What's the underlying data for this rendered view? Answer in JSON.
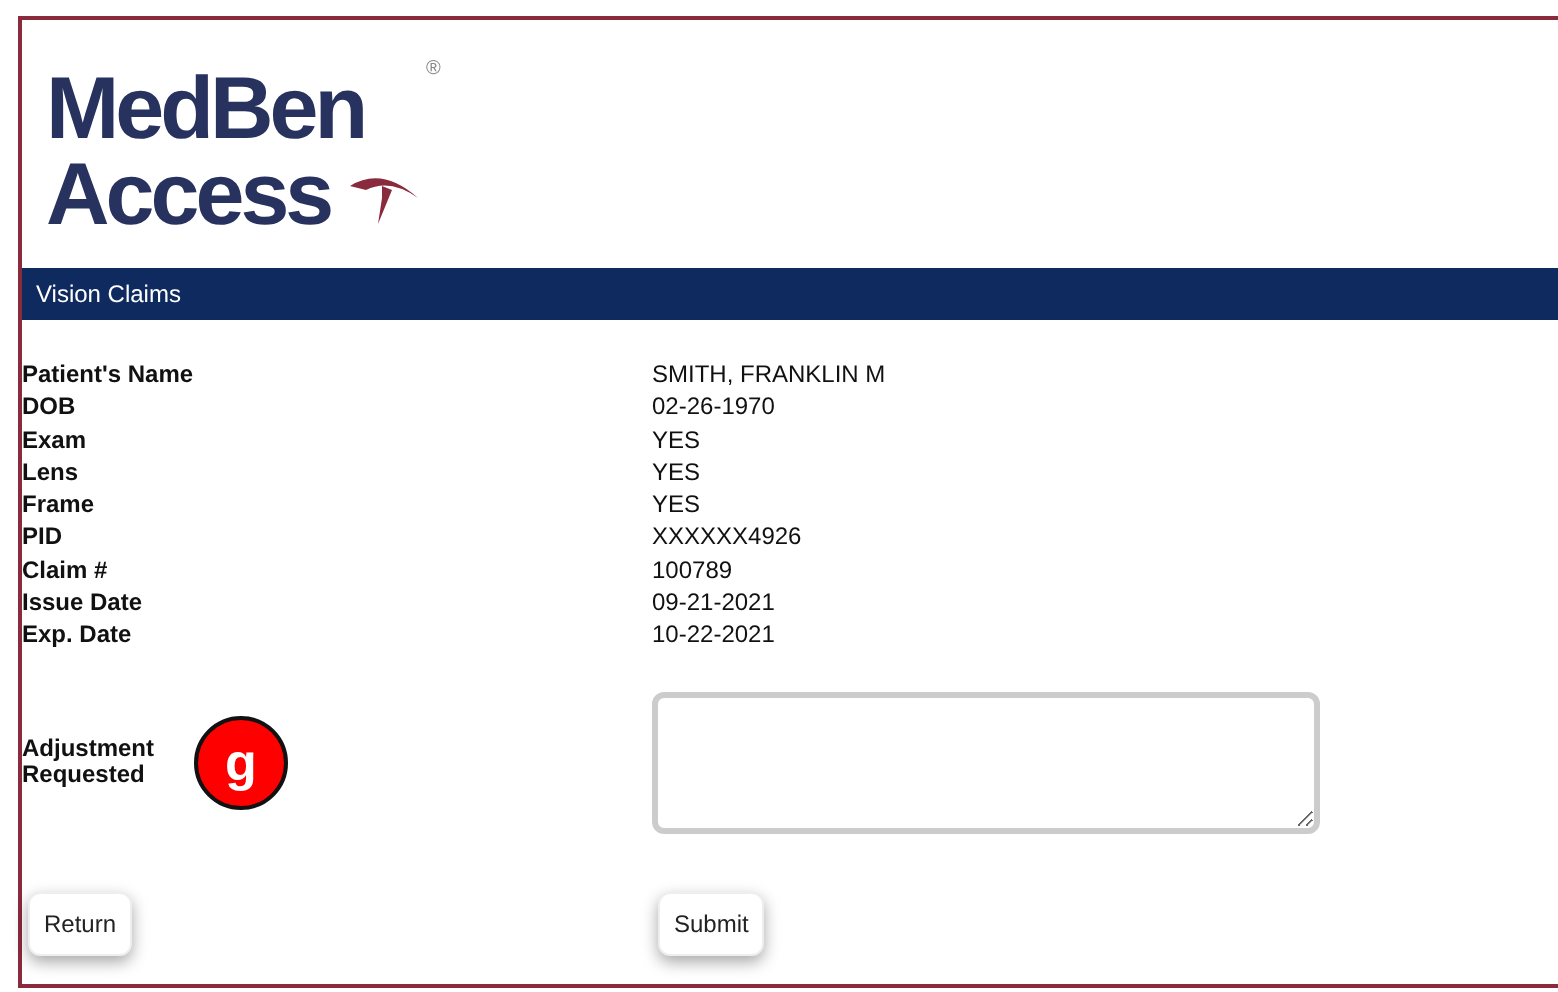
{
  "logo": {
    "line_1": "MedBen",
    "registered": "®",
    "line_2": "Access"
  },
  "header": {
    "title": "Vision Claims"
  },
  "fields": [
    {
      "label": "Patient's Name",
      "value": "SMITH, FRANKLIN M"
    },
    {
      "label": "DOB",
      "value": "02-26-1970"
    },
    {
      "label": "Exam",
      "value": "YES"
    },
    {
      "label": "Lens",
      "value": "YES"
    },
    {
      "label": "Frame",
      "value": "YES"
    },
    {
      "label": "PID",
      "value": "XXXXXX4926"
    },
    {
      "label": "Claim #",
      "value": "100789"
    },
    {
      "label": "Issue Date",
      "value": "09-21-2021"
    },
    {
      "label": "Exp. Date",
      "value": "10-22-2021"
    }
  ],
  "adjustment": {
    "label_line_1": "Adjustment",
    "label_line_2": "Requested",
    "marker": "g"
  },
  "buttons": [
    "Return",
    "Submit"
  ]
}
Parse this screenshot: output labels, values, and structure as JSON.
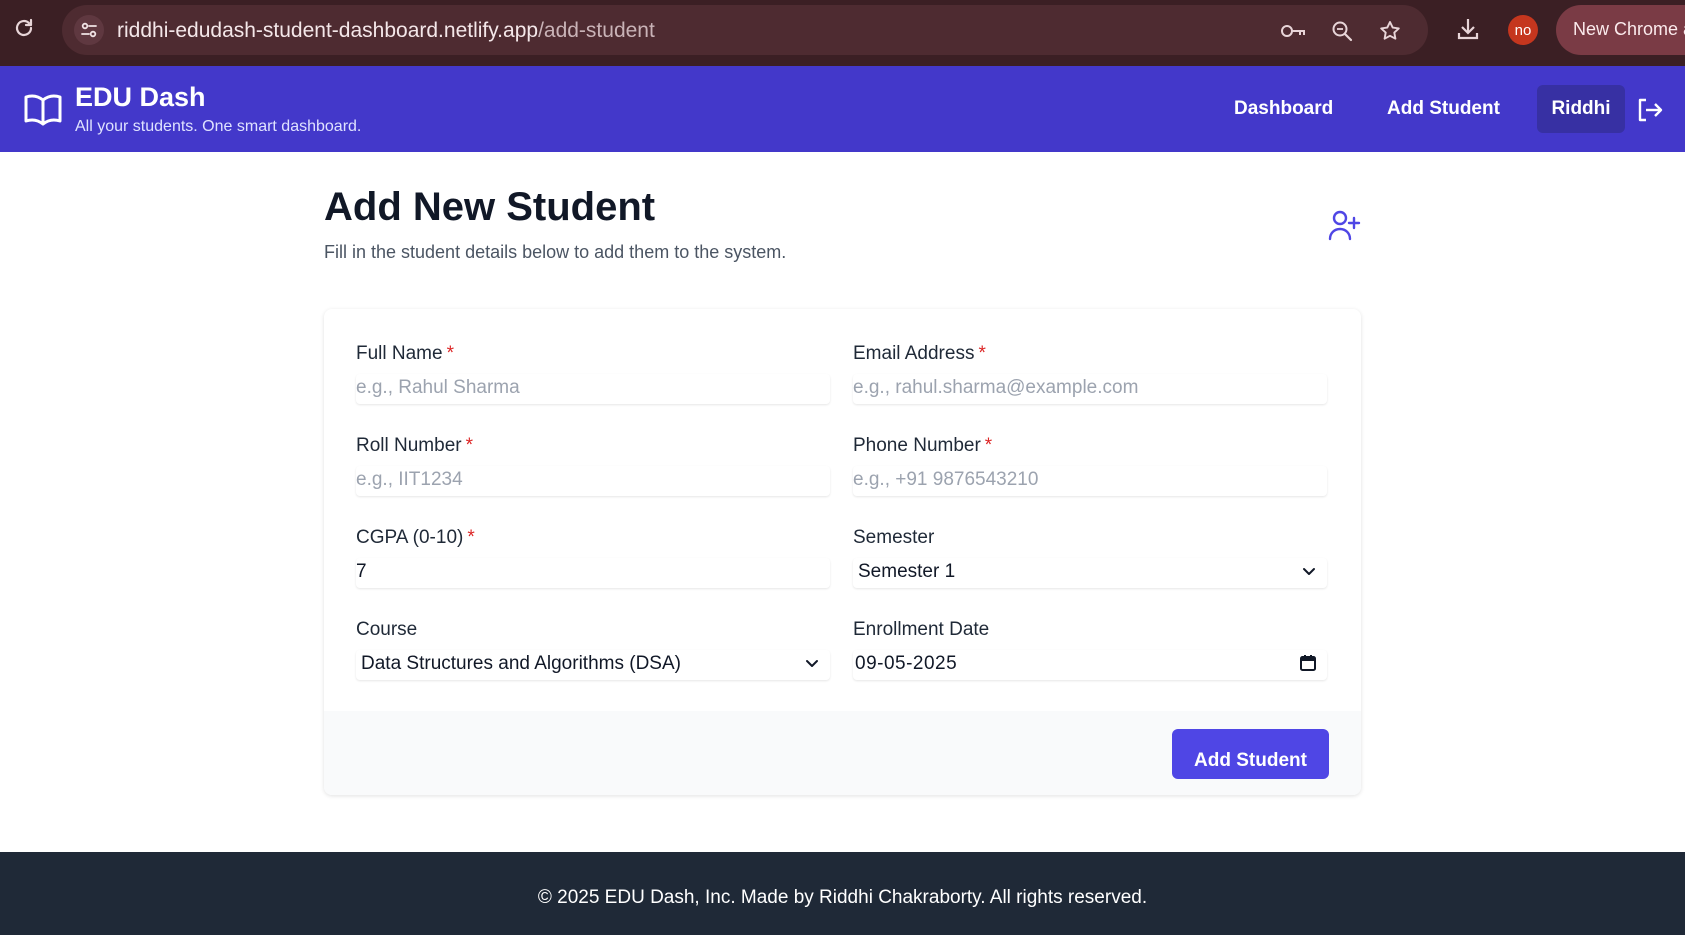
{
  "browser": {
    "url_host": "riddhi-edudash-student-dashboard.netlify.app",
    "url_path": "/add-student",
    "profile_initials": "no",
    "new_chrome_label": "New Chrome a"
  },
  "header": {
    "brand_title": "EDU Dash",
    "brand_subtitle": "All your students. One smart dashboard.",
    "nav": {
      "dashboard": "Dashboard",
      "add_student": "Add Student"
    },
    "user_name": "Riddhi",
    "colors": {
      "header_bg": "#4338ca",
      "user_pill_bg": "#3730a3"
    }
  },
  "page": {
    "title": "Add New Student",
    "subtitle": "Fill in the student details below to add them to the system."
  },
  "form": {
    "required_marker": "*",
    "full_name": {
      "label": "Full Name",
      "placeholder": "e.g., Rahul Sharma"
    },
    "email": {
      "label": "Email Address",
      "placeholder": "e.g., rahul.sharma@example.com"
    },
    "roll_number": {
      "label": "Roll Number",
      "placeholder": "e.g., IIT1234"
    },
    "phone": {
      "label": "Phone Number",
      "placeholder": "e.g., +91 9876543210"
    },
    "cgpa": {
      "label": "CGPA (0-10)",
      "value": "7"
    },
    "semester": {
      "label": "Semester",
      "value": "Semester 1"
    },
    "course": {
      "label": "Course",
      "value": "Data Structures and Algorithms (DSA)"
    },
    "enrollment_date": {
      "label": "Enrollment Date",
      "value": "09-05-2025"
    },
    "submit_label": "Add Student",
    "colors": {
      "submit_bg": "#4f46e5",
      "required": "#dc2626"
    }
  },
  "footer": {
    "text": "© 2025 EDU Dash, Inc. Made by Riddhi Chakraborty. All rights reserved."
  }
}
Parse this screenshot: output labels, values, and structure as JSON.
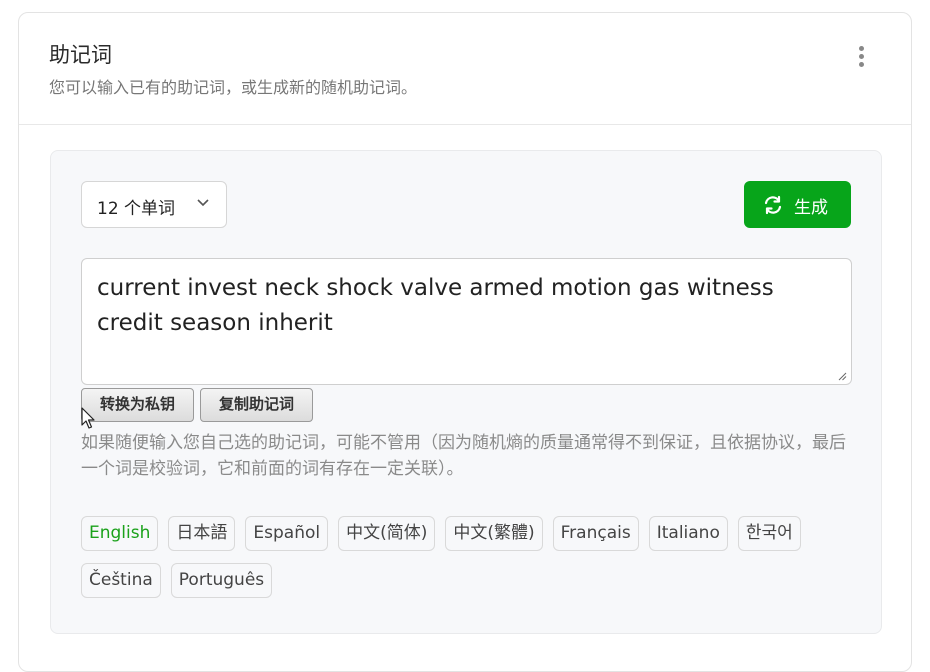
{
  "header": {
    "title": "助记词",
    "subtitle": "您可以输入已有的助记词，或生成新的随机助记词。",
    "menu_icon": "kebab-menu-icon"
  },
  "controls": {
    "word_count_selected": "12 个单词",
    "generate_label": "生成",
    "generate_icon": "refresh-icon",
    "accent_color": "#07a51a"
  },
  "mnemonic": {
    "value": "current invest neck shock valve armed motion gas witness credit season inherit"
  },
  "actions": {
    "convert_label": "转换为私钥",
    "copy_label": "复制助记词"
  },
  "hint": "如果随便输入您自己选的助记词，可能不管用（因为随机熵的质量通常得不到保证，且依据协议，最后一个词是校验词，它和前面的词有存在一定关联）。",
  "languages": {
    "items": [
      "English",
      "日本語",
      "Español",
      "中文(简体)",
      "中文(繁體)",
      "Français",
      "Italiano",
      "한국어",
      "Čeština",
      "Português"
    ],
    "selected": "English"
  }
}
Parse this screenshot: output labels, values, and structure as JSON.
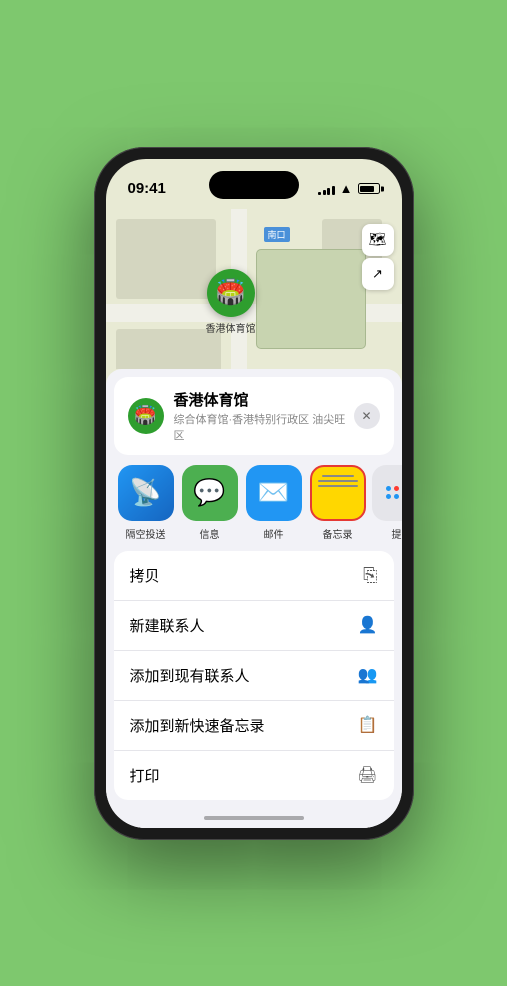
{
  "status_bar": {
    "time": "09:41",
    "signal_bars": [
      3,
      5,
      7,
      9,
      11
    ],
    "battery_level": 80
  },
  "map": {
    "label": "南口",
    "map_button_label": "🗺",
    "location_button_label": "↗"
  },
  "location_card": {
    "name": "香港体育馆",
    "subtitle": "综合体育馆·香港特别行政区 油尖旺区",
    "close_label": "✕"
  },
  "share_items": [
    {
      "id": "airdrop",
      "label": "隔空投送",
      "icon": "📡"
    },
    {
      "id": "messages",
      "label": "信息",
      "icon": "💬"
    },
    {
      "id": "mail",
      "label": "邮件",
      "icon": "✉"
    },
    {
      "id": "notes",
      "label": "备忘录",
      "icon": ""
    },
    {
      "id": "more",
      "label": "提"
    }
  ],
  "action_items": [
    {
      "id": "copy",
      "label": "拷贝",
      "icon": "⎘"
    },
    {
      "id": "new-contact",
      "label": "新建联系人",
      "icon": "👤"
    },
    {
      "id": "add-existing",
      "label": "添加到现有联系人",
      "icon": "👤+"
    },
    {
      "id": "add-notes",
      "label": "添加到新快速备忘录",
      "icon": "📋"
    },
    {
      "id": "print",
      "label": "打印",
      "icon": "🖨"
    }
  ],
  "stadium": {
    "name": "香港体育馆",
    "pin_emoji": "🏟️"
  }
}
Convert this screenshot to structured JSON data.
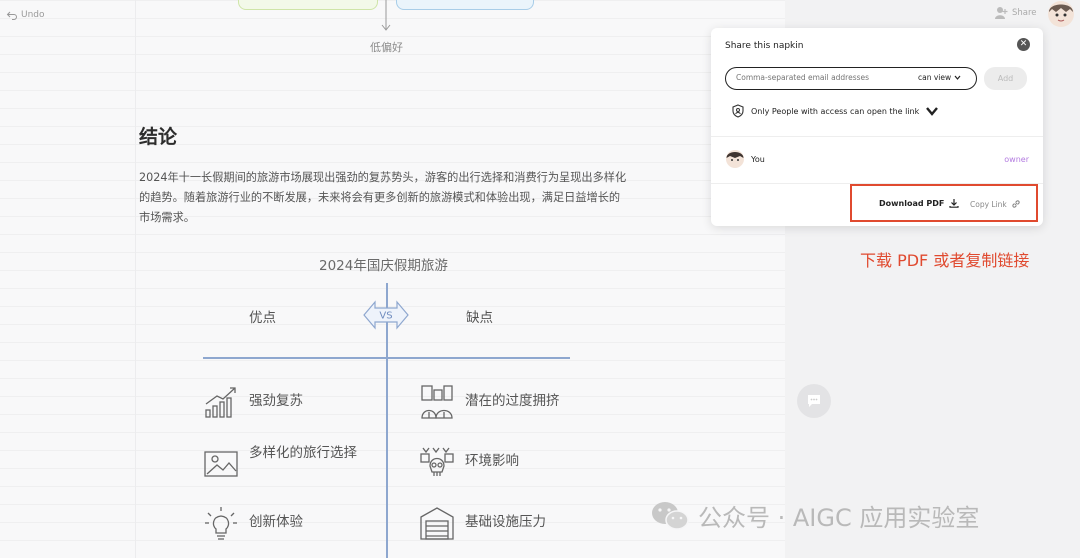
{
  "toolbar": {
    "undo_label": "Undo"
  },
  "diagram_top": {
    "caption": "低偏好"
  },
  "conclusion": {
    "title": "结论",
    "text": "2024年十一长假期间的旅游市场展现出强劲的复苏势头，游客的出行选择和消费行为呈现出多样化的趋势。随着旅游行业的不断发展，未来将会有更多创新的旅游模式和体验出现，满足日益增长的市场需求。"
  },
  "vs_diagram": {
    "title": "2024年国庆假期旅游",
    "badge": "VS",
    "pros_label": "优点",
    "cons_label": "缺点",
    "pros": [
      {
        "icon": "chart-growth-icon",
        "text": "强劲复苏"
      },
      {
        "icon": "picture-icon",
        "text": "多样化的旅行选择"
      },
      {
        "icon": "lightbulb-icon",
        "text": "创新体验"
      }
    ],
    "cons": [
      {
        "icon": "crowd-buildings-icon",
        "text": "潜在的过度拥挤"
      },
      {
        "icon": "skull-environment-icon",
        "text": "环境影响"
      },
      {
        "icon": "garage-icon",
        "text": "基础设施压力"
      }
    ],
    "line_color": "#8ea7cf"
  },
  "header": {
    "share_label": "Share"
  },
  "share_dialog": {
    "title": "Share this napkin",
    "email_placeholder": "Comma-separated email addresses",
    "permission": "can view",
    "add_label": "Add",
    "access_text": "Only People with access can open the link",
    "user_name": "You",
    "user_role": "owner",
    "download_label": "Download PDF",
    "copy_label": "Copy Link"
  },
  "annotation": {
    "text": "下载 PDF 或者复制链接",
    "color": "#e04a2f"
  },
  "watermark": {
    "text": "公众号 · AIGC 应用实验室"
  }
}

WRITTEN INSTRUCTION
All the lines above are to be given again exactly as they read, with the pictures removed.

REPLY TO THE EXERCISE
What's the underlying data for this rendered view? Answer in JSON.
{
  "logo": {
    "line_1": "MedBen",
    "registered": "®",
    "line_2": "Access"
  },
  "header": {
    "title": "Vision Claims"
  },
  "fields": [
    {
      "label": "Patient's Name",
      "value": "SMITH, FRANKLIN M"
    },
    {
      "label": "DOB",
      "value": "02-26-1970"
    },
    {
      "label": "Exam",
      "value": "YES"
    },
    {
      "label": "Lens",
      "value": "YES"
    },
    {
      "label": "Frame",
      "value": "YES"
    },
    {
      "label": "PID",
      "value": "XXXXXX4926"
    },
    {
      "label": "Claim #",
      "value": "100789"
    },
    {
      "label": "Issue Date",
      "value": "09-21-2021"
    },
    {
      "label": "Exp. Date",
      "value": "10-22-2021"
    }
  ],
  "adjustment": {
    "label_line_1": "Adjustment",
    "label_line_2": "Requested",
    "marker": "g"
  },
  "buttons": [
    "Return",
    "Submit"
  ]
}
Parse this screenshot: output labels, values, and structure as JSON.
{
  "browser": {
    "url_host": "riddhi-edudash-student-dashboard.netlify.app",
    "url_path": "/add-student",
    "profile_initials": "no",
    "new_chrome_label": "New Chrome a"
  },
  "header": {
    "brand_title": "EDU Dash",
    "brand_subtitle": "All your students. One smart dashboard.",
    "nav": {
      "dashboard": "Dashboard",
      "add_student": "Add Student"
    },
    "user_name": "Riddhi",
    "colors": {
      "header_bg": "#4338ca",
      "user_pill_bg": "#3730a3"
    }
  },
  "page": {
    "title": "Add New Student",
    "subtitle": "Fill in the student details below to add them to the system."
  },
  "form": {
    "required_marker": "*",
    "full_name": {
      "label": "Full Name",
      "placeholder": "e.g., Rahul Sharma"
    },
    "email": {
      "label": "Email Address",
      "placeholder": "e.g., rahul.sharma@example.com"
    },
    "roll_number": {
      "label": "Roll Number",
      "placeholder": "e.g., IIT1234"
    },
    "phone": {
      "label": "Phone Number",
      "placeholder": "e.g., +91 9876543210"
    },
    "cgpa": {
      "label": "CGPA (0-10)",
      "value": "7"
    },
    "semester": {
      "label": "Semester",
      "value": "Semester 1"
    },
    "course": {
      "label": "Course",
      "value": "Data Structures and Algorithms (DSA)"
    },
    "enrollment_date": {
      "label": "Enrollment Date",
      "value": "09-05-2025"
    },
    "submit_label": "Add Student",
    "colors": {
      "submit_bg": "#4f46e5",
      "required": "#dc2626"
    }
  },
  "footer": {
    "text": "© 2025 EDU Dash, Inc. Made by Riddhi Chakraborty. All rights reserved."
  }
}
Parse this screenshot: output labels, values, and structure as JSON.
{
  "header": {
    "title": "助记词",
    "subtitle": "您可以输入已有的助记词，或生成新的随机助记词。",
    "menu_icon": "kebab-menu-icon"
  },
  "controls": {
    "word_count_selected": "12 个单词",
    "generate_label": "生成",
    "generate_icon": "refresh-icon",
    "accent_color": "#07a51a"
  },
  "mnemonic": {
    "value": "current invest neck shock valve armed motion gas witness credit season inherit"
  },
  "actions": {
    "convert_label": "转换为私钥",
    "copy_label": "复制助记词"
  },
  "hint": "如果随便输入您自己选的助记词，可能不管用（因为随机熵的质量通常得不到保证，且依据协议，最后一个词是校验词，它和前面的词有存在一定关联）。",
  "languages": {
    "items": [
      "English",
      "日本語",
      "Español",
      "中文(简体)",
      "中文(繁體)",
      "Français",
      "Italiano",
      "한국어",
      "Čeština",
      "Português"
    ],
    "selected": "English"
  }
}
Parse this screenshot: output labels, values, and structure as JSON.
{
  "status_bar": {
    "time": "09:41",
    "signal_bars": [
      3,
      5,
      7,
      9,
      11
    ],
    "battery_level": 80
  },
  "map": {
    "label": "南口",
    "map_button_label": "🗺",
    "location_button_label": "↗"
  },
  "location_card": {
    "name": "香港体育馆",
    "subtitle": "综合体育馆·香港特别行政区 油尖旺区",
    "close_label": "✕"
  },
  "share_items": [
    {
      "id": "airdrop",
      "label": "隔空投送",
      "icon": "📡"
    },
    {
      "id": "messages",
      "label": "信息",
      "icon": "💬"
    },
    {
      "id": "mail",
      "label": "邮件",
      "icon": "✉"
    },
    {
      "id": "notes",
      "label": "备忘录",
      "icon": ""
    },
    {
      "id": "more",
      "label": "提"
    }
  ],
  "action_items": [
    {
      "id": "copy",
      "label": "拷贝",
      "icon": "⎘"
    },
    {
      "id": "new-contact",
      "label": "新建联系人",
      "icon": "👤"
    },
    {
      "id": "add-existing",
      "label": "添加到现有联系人",
      "icon": "👤+"
    },
    {
      "id": "add-notes",
      "label": "添加到新快速备忘录",
      "icon": "📋"
    },
    {
      "id": "print",
      "label": "打印",
      "icon": "🖨"
    }
  ],
  "stadium": {
    "name": "香港体育馆",
    "pin_emoji": "🏟️"
  }
}
Convert this screenshot to structured JSON data.
{
  "toolbar": {
    "undo_label": "Undo"
  },
  "diagram_top": {
    "caption": "低偏好"
  },
  "conclusion": {
    "title": "结论",
    "text": "2024年十一长假期间的旅游市场展现出强劲的复苏势头，游客的出行选择和消费行为呈现出多样化的趋势。随着旅游行业的不断发展，未来将会有更多创新的旅游模式和体验出现，满足日益增长的市场需求。"
  },
  "vs_diagram": {
    "title": "2024年国庆假期旅游",
    "badge": "VS",
    "pros_label": "优点",
    "cons_label": "缺点",
    "pros": [
      {
        "icon": "chart-growth-icon",
        "text": "强劲复苏"
      },
      {
        "icon": "picture-icon",
        "text": "多样化的旅行选择"
      },
      {
        "icon": "lightbulb-icon",
        "text": "创新体验"
      }
    ],
    "cons": [
      {
        "icon": "crowd-buildings-icon",
        "text": "潜在的过度拥挤"
      },
      {
        "icon": "skull-environment-icon",
        "text": "环境影响"
      },
      {
        "icon": "garage-icon",
        "text": "基础设施压力"
      }
    ],
    "line_color": "#8ea7cf"
  },
  "header": {
    "share_label": "Share"
  },
  "share_dialog": {
    "title": "Share this napkin",
    "email_placeholder": "Comma-separated email addresses",
    "permission": "can view",
    "add_label": "Add",
    "access_text": "Only People with access can open the link",
    "user_name": "You",
    "user_role": "owner",
    "download_label": "Download PDF",
    "copy_label": "Copy Link"
  },
  "annotation": {
    "text": "下载 PDF 或者复制链接",
    "color": "#e04a2f"
  },
  "watermark": {
    "text": "公众号 · AIGC 应用实验室"
  }
}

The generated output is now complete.